====== DATA SUPPLIED ======

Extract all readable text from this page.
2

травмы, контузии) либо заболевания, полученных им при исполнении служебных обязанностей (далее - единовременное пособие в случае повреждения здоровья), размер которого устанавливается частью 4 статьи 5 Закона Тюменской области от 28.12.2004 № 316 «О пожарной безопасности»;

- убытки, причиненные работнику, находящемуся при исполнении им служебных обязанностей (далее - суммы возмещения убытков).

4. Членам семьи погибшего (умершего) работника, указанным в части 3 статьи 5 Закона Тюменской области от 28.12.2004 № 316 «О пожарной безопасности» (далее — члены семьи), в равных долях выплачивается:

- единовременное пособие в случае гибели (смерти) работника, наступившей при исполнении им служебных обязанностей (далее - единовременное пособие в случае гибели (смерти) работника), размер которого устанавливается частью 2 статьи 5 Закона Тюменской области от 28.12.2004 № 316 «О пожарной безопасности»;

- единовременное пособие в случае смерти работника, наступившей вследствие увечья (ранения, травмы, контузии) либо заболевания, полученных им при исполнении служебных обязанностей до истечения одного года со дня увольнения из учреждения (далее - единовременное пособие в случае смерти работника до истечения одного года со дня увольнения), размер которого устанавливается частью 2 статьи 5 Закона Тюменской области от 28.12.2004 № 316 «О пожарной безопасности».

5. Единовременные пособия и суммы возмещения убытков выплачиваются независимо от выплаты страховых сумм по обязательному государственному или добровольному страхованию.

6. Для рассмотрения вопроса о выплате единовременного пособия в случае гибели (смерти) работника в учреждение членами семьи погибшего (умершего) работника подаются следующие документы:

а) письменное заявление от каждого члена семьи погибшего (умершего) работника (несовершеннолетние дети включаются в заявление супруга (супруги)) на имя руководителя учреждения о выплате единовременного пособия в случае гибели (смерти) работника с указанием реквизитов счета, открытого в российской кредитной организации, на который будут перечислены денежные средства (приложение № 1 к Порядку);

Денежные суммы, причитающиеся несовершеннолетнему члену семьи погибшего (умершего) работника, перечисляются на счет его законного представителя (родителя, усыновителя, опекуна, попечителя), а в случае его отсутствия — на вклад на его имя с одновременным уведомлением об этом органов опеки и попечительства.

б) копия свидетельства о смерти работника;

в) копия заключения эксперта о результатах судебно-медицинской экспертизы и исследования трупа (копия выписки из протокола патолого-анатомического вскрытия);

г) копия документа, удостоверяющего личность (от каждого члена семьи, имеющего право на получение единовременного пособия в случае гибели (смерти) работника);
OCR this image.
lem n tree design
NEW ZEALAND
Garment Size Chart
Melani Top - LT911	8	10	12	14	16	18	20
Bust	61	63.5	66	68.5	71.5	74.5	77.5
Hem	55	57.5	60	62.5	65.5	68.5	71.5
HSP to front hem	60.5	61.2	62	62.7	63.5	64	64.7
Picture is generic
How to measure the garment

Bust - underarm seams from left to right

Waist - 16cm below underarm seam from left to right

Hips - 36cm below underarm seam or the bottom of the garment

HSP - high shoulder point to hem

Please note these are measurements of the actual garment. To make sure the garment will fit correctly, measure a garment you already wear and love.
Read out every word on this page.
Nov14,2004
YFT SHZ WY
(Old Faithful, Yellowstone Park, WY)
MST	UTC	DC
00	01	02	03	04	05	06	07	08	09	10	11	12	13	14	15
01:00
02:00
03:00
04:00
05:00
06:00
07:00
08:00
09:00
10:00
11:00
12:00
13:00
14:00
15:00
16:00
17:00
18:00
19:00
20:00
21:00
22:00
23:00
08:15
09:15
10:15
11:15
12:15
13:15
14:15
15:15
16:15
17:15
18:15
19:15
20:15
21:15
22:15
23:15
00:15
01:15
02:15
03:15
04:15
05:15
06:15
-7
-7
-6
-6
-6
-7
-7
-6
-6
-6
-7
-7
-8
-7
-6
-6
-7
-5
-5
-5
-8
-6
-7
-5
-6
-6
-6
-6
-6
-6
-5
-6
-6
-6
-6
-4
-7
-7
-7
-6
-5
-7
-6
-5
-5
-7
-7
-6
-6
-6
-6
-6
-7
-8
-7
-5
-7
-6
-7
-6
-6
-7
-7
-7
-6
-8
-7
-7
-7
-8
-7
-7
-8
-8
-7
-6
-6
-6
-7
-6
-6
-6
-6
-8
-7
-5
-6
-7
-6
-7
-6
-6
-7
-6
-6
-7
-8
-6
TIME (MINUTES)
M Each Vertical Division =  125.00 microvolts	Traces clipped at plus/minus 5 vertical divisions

======

SHORT TASK =>
Transcribe all entries exactly as they are given.

TASK RESPONSE =>
Extract all readable text from this page.
2

травмы, контузии) либо заболевания, полученных им при исполнении служебных обязанностей (далее - единовременное пособие в случае повреждения здоровья), размер которого устанавливается частью 4 статьи 5 Закона Тюменской области от 28.12.2004 № 316 «О пожарной безопасности»;

- убытки, причиненные работнику, находящемуся при исполнении им служебных обязанностей (далее - суммы возмещения убытков).

4. Членам семьи погибшего (умершего) работника, указанным в части 3 статьи 5 Закона Тюменской области от 28.12.2004 № 316 «О пожарной безопасности» (далее — члены семьи), в равных долях выплачивается:

- единовременное пособие в случае гибели (смерти) работника, наступившей при исполнении им служебных обязанностей (далее - единовременное пособие в случае гибели (смерти) работника), размер которого устанавливается частью 2 статьи 5 Закона Тюменской области от 28.12.2004 № 316 «О пожарной безопасности»;

- единовременное пособие в случае смерти работника, наступившей вследствие увечья (ранения, травмы, контузии) либо заболевания, полученных им при исполнении служебных обязанностей до истечения одного года со дня увольнения из учреждения (далее - единовременное пособие в случае смерти работника до истечения одного года со дня увольнения), размер которого устанавливается частью 2 статьи 5 Закона Тюменской области от 28.12.2004 № 316 «О пожарной безопасности».

5. Единовременные пособия и суммы возмещения убытков выплачиваются независимо от выплаты страховых сумм по обязательному государственному или добровольному страхованию.

6. Для рассмотрения вопроса о выплате единовременного пособия в случае гибели (смерти) работника в учреждение членами семьи погибшего (умершего) работника подаются следующие документы:

а) письменное заявление от каждого члена семьи погибшего (умершего) работника (несовершеннолетние дети включаются в заявление супруга (супруги)) на имя руководителя учреждения о выплате единовременного пособия в случае гибели (смерти) работника с указанием реквизитов счета, открытого в российской кредитной организации, на который будут перечислены денежные средства (приложение № 1 к Порядку);

Денежные суммы, причитающиеся несовершеннолетнему члену семьи погибшего (умершего) работника, перечисляются на счет его законного представителя (родителя, усыновителя, опекуна, попечителя), а в случае его отсутствия — на вклад на его имя с одновременным уведомлением об этом органов опеки и попечительства.

б) копия свидетельства о смерти работника;

в) копия заключения эксперта о результатах судебно-медицинской экспертизы и исследования трупа (копия выписки из протокола патолого-анатомического вскрытия);

г) копия документа, удостоверяющего личность (от каждого члена семьи, имеющего право на получение единовременного пособия в случае гибели (смерти) работника);
OCR this image.
lem n tree design
NEW ZEALAND
Garment Size Chart
Melani Top - LT911	8	10	12	14	16	18	20
Bust	61	63.5	66	68.5	71.5	74.5	77.5
Hem	55	57.5	60	62.5	65.5	68.5	71.5
HSP to front hem	60.5	61.2	62	62.7	63.5	64	64.7
Picture is generic
How to measure the garment

Bust - underarm seams from left to right

Waist - 16cm below underarm seam from left to right

Hips - 36cm below underarm seam or the bottom of the garment

HSP - high shoulder point to hem

Please note these are measurements of the actual garment. To make sure the garment will fit correctly, measure a garment you already wear and love.
Read out every word on this page.
Nov14,2004
YFT SHZ WY
(Old Faithful, Yellowstone Park, WY)
MST	UTC	DC
00	01	02	03	04	05	06	07	08	09	10	11	12	13	14	15
01:00
02:00
03:00
04:00
05:00
06:00
07:00
08:00
09:00
10:00
11:00
12:00
13:00
14:00
15:00
16:00
17:00
18:00
19:00
20:00
21:00
22:00
23:00
08:15
09:15
10:15
11:15
12:15
13:15
14:15
15:15
16:15
17:15
18:15
19:15
20:15
21:15
22:15
23:15
00:15
01:15
02:15
03:15
04:15
05:15
06:15
-7
-7
-6
-6
-6
-7
-7
-6
-6
-6
-7
-7
-8
-7
-6
-6
-7
-5
-5
-5
-8
-6
-7
-5
-6
-6
-6
-6
-6
-6
-5
-6
-6
-6
-6
-4
-7
-7
-7
-6
-5
-7
-6
-5
-5
-7
-7
-6
-6
-6
-6
-6
-7
-8
-7
-5
-7
-6
-7
-6
-6
-7
-7
-7
-6
-8
-7
-7
-7
-8
-7
-7
-8
-8
-7
-6
-6
-6
-7
-6
-6
-6
-6
-8
-7
-5
-6
-7
-6
-7
-6
-6
-7
-6
-6
-7
-8
-6
TIME (MINUTES)
M Each Vertical Division =  125.00 microvolts	Traces clipped at plus/minus 5 vertical divisions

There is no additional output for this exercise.